THE EXERCISE → All of the data must be printed exactly; please include every line.

|---|

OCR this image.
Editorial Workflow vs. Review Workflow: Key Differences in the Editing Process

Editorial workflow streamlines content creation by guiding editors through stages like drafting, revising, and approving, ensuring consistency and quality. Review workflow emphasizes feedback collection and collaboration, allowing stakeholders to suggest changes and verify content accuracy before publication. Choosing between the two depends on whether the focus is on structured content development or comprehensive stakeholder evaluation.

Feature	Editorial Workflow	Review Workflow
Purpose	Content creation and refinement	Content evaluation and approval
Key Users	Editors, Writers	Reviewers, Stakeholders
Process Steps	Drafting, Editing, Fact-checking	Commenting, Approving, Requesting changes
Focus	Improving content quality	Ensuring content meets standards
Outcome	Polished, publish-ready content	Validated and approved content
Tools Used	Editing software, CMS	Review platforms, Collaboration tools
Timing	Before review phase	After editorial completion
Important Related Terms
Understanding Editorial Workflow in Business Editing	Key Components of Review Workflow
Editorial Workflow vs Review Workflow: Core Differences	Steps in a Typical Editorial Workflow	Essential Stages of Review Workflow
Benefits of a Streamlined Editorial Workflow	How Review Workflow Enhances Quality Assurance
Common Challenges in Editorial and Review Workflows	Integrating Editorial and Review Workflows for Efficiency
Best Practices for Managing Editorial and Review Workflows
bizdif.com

|---|

EXERCISE SOLUTION →
OCR this image.
Editorial Workflow vs. Review Workflow: Key Differences in the Editing Process

Editorial workflow streamlines content creation by guiding editors through stages like drafting, revising, and approving, ensuring consistency and quality. Review workflow emphasizes feedback collection and collaboration, allowing stakeholders to suggest changes and verify content accuracy before publication. Choosing between the two depends on whether the focus is on structured content development or comprehensive stakeholder evaluation.

Feature	Editorial Workflow	Review Workflow
Purpose	Content creation and refinement	Content evaluation and approval
Key Users	Editors, Writers	Reviewers, Stakeholders
Process Steps	Drafting, Editing, Fact-checking	Commenting, Approving, Requesting changes
Focus	Improving content quality	Ensuring content meets standards
Outcome	Polished, publish-ready content	Validated and approved content
Tools Used	Editing software, CMS	Review platforms, Collaboration tools
Timing	Before review phase	After editorial completion
Important Related Terms
Understanding Editorial Workflow in Business Editing	Key Components of Review Workflow
Editorial Workflow vs Review Workflow: Core Differences	Steps in a Typical Editorial Workflow	Essential Stages of Review Workflow
Benefits of a Streamlined Editorial Workflow	How Review Workflow Enhances Quality Assurance
Common Challenges in Editorial and Review Workflows	Integrating Editorial and Review Workflows for Efficiency
Best Practices for Managing Editorial and Review Workflows
bizdif.com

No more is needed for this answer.